▸ **Aim of the task**
Locate every line in the material below that has the word "text". Copy each of those lines.

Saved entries
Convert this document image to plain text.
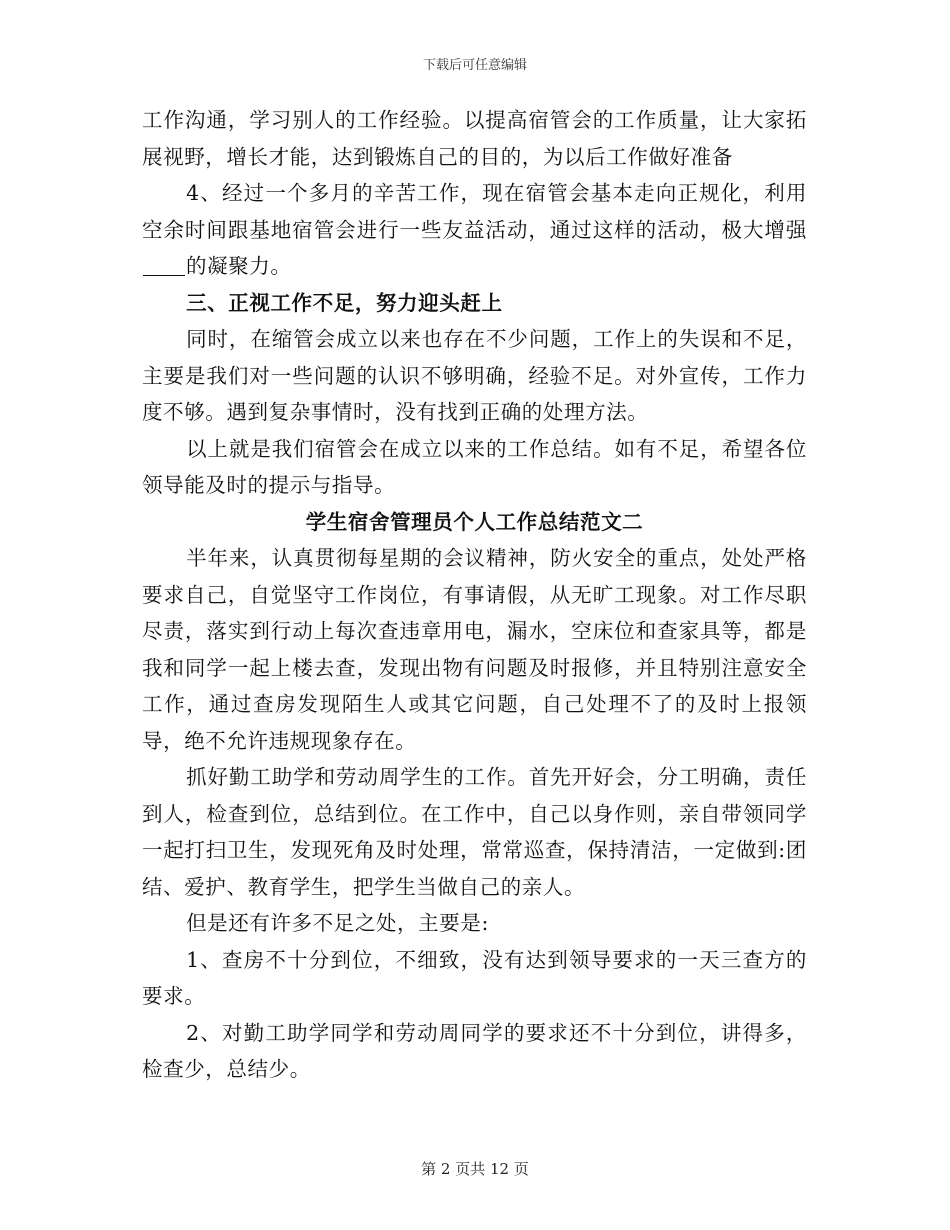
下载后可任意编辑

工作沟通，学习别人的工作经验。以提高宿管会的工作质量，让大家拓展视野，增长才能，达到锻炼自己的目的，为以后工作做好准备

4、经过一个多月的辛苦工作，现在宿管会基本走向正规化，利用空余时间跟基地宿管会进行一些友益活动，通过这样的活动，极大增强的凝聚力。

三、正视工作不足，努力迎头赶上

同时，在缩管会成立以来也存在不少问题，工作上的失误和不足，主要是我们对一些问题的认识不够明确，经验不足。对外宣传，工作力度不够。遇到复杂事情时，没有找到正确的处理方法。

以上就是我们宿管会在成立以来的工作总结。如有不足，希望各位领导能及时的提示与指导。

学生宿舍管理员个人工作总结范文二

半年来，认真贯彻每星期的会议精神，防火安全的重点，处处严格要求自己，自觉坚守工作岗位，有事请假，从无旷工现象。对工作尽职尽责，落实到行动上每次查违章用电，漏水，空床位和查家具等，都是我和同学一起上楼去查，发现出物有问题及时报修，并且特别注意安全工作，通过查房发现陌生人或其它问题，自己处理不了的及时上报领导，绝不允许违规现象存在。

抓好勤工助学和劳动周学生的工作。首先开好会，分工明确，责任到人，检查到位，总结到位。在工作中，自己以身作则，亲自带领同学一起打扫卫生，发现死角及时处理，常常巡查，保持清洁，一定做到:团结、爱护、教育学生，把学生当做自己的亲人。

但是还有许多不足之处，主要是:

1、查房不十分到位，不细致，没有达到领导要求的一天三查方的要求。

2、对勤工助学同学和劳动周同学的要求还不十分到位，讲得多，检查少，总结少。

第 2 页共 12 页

==

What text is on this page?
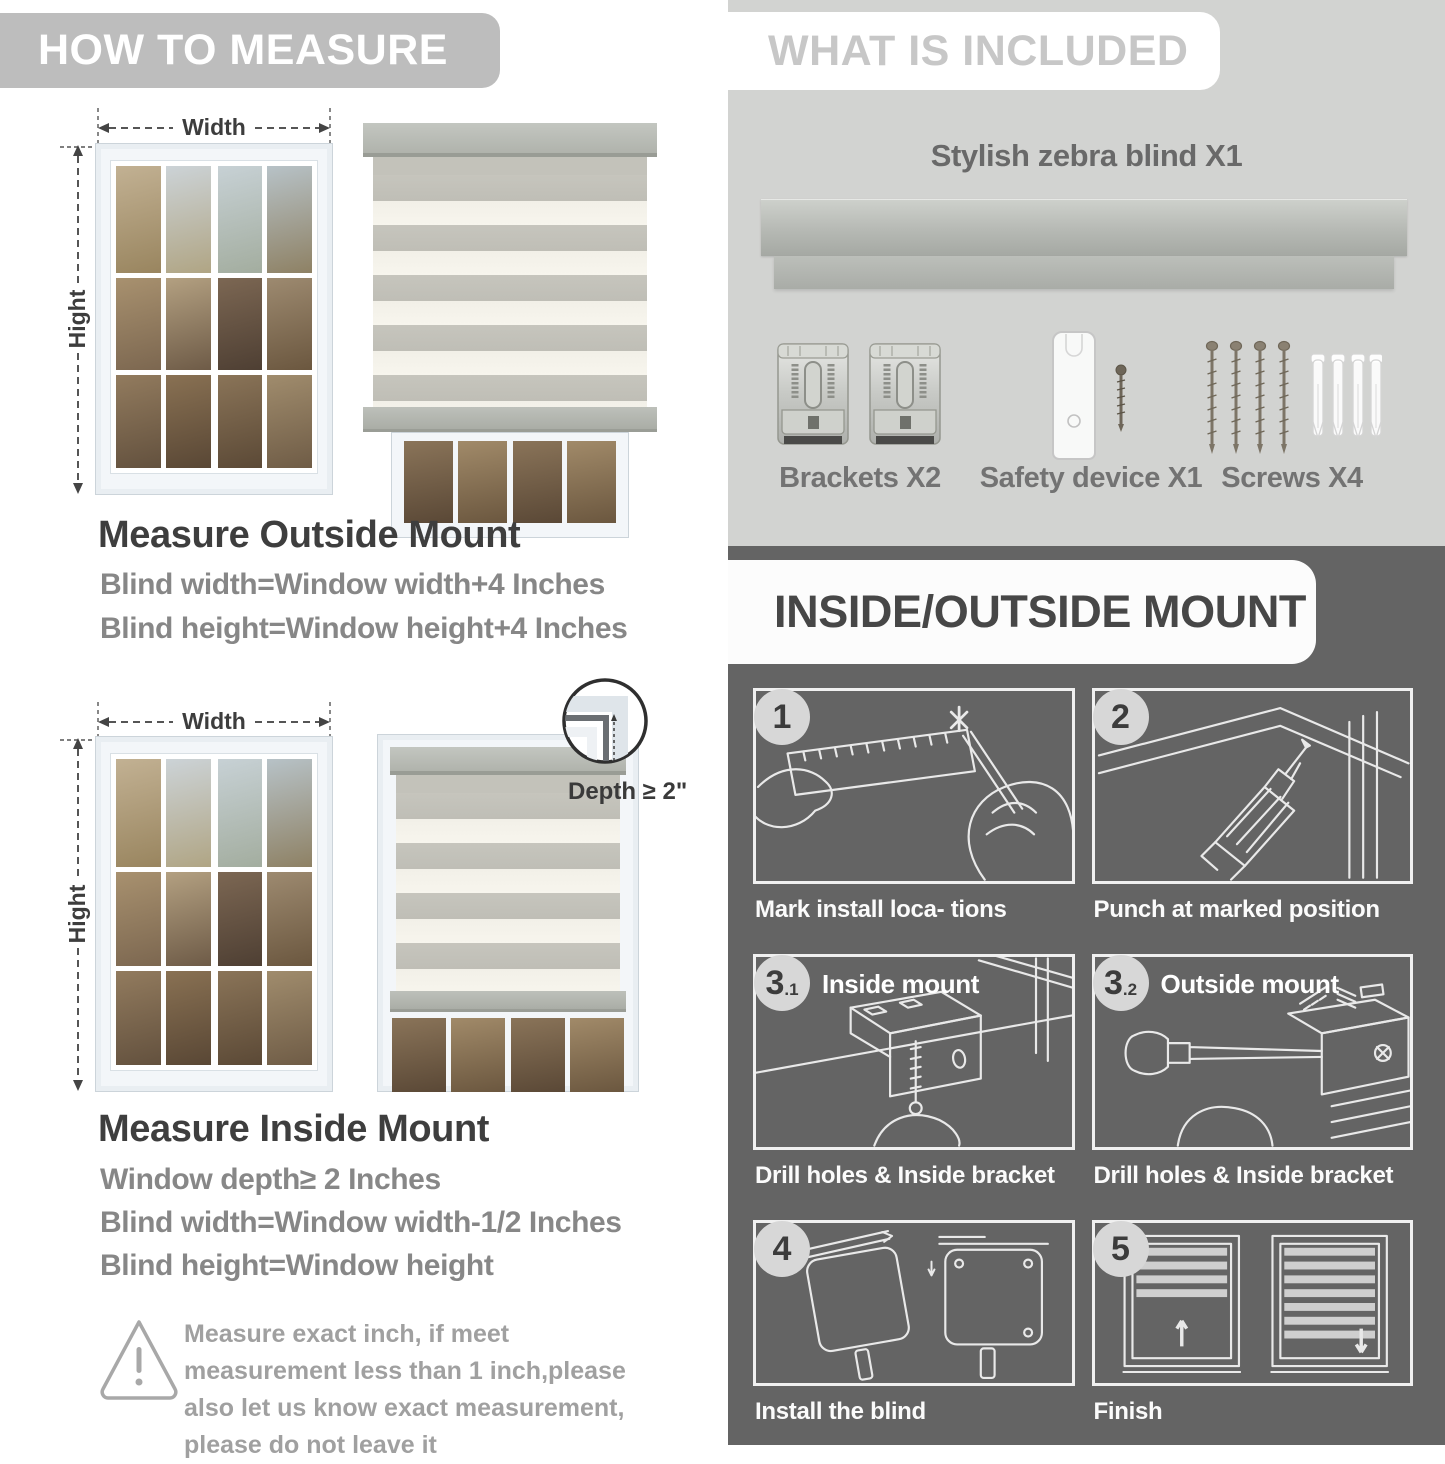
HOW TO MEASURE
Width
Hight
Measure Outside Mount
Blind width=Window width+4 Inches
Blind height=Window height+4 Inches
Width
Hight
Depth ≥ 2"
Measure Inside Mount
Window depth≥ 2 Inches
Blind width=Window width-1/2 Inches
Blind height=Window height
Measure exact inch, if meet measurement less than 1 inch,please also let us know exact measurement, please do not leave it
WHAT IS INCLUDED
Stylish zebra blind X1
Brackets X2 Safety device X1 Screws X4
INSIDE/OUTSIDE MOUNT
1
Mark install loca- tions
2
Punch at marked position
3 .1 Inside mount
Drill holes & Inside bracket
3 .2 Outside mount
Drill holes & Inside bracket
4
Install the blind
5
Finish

* * *

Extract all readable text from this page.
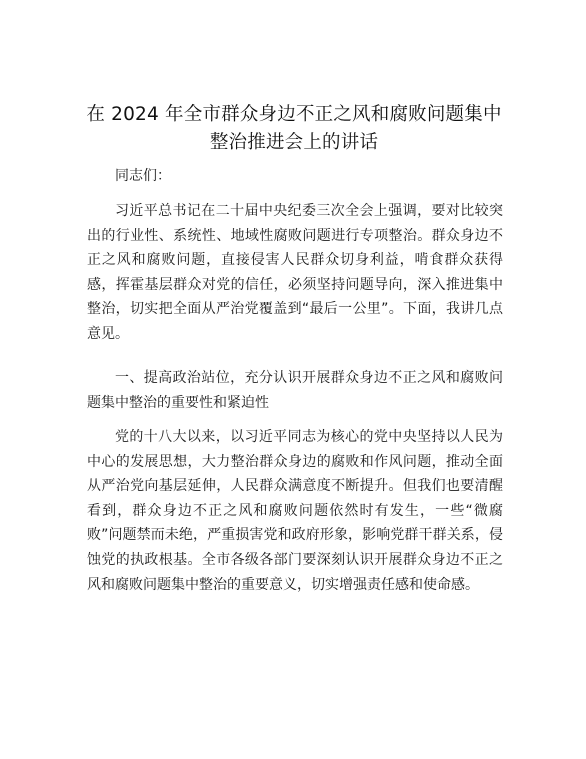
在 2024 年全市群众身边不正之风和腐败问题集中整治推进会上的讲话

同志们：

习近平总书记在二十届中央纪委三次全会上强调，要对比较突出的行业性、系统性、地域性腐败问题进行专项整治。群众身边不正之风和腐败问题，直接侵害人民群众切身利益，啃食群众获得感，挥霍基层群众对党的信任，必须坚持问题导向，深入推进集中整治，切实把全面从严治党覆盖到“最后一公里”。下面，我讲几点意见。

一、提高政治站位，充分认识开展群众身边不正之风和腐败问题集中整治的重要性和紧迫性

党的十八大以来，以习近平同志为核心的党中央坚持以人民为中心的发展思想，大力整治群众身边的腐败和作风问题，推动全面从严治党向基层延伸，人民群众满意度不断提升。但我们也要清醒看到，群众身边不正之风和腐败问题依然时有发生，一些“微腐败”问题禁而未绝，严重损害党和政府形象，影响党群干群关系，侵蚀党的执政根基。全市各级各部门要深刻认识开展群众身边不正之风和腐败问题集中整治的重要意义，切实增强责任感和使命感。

▸ **Correct answer**
Convert this document image to plain text.
What text is on this page?
Extract all readable text from this page.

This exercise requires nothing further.